▸ **EXERCISE GOAL**
Could you reproduce the records word for word, from the line containing "For every button, label, input, icon, or" down to the line containing "sidebar-item-label: Charts bbox=[15, 157, 32, 164]", with both of those lines included and the pictures left out?

▸ **MATERIAL FOR THE TASK**
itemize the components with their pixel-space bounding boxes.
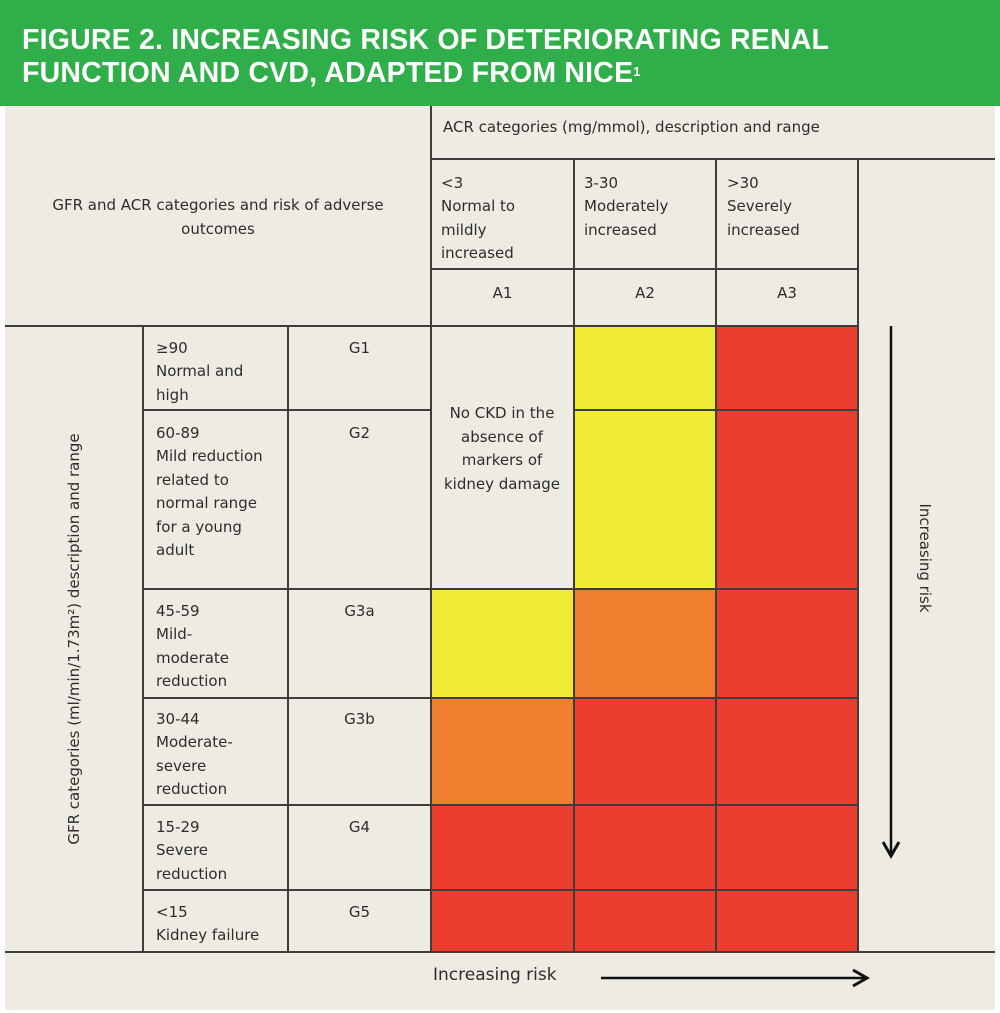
--
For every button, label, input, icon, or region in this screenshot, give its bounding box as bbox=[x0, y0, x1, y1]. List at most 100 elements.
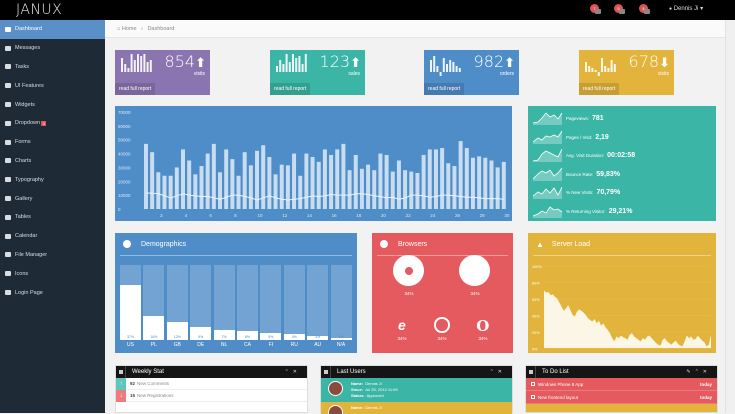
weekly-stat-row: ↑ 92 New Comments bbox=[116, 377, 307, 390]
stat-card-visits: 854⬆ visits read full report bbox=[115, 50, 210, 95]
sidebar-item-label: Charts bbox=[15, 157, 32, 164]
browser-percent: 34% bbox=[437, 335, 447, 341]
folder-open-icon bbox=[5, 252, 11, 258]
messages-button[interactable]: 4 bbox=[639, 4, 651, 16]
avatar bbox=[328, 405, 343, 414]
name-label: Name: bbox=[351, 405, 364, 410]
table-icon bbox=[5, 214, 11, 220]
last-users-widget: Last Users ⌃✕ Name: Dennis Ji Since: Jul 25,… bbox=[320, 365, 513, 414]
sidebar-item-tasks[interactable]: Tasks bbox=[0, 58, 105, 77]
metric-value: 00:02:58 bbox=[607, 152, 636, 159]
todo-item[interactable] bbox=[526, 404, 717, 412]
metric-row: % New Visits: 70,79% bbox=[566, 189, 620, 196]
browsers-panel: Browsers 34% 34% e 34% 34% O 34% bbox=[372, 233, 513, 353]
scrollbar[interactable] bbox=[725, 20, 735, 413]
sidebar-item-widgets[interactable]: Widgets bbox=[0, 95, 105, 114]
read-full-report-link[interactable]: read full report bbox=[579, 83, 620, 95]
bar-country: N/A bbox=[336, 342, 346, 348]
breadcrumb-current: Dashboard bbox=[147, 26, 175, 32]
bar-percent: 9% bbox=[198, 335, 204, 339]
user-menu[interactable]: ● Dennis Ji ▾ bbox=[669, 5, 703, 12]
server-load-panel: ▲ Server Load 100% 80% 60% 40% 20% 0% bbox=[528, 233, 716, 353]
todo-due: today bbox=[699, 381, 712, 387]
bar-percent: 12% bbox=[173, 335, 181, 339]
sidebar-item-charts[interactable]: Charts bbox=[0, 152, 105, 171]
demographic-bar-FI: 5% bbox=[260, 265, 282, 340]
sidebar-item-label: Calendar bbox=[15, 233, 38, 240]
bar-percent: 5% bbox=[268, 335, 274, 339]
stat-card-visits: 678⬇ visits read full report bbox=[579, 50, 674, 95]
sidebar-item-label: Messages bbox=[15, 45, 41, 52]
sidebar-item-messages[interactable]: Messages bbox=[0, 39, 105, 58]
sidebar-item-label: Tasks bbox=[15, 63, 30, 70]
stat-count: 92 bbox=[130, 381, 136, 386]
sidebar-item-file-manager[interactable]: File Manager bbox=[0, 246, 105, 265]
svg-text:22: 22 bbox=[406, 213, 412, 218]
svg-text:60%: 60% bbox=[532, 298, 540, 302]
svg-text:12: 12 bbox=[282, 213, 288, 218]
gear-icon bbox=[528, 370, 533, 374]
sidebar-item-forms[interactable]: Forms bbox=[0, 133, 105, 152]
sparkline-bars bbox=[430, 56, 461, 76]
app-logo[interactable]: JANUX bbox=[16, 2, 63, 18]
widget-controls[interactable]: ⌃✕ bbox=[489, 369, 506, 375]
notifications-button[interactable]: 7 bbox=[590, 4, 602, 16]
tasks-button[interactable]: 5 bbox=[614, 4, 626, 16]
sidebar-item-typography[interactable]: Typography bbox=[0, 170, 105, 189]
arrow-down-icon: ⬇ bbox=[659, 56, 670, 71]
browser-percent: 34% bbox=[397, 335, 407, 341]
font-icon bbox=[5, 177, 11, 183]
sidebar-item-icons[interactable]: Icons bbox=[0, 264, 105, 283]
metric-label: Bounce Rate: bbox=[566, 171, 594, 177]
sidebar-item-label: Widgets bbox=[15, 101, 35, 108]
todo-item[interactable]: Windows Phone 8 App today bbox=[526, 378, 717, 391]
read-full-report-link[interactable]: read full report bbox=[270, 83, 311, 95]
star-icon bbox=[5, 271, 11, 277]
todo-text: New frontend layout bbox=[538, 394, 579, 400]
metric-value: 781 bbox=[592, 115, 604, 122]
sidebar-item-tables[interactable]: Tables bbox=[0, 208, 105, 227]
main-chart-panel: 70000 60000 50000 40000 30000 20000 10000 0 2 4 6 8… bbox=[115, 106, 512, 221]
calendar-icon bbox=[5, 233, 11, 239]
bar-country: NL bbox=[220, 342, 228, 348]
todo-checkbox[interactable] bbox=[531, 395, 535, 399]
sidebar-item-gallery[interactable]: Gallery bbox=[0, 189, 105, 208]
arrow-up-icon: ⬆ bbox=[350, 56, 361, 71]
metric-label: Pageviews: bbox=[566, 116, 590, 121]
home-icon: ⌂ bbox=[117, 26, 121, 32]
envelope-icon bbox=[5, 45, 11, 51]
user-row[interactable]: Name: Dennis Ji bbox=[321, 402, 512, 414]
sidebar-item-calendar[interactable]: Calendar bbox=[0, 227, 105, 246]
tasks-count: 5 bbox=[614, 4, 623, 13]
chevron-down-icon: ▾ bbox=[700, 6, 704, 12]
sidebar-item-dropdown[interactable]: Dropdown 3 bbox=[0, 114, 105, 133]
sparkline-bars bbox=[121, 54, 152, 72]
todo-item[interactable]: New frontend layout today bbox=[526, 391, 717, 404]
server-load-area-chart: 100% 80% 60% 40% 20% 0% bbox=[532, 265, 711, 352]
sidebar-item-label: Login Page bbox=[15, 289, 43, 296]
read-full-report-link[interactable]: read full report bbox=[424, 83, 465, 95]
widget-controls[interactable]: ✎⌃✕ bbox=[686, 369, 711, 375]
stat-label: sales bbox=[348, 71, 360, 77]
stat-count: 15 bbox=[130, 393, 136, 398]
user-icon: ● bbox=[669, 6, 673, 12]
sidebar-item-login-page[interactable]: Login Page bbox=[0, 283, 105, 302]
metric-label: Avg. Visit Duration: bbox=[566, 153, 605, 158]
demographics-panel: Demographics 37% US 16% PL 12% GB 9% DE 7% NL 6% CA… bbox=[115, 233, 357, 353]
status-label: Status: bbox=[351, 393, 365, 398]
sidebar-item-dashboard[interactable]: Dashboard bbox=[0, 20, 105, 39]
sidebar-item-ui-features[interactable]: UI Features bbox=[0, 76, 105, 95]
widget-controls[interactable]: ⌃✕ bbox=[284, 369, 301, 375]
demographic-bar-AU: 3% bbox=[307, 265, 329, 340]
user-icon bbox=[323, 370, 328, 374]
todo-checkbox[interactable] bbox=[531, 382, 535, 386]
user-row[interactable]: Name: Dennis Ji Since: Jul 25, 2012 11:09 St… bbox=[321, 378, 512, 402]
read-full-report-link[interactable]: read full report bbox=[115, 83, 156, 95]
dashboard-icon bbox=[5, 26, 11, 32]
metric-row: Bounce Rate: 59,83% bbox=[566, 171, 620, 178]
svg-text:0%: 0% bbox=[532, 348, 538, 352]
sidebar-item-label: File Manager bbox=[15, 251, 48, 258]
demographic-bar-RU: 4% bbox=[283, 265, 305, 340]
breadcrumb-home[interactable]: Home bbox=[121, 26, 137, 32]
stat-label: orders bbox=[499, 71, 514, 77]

▸ **COMPLETE RESPONSE**
For every button, label, input, icon, or region in this screenshot, give its bounding box as bbox=[x0, y0, x1, y1]. List at most 100 elements.
weekly-stat-row: ↑ 92 New Comments bbox=[116, 377, 307, 390]
stat-card-visits: 854⬆ visits read full report bbox=[115, 50, 210, 95]
sidebar-item-label: Charts bbox=[15, 157, 32, 164]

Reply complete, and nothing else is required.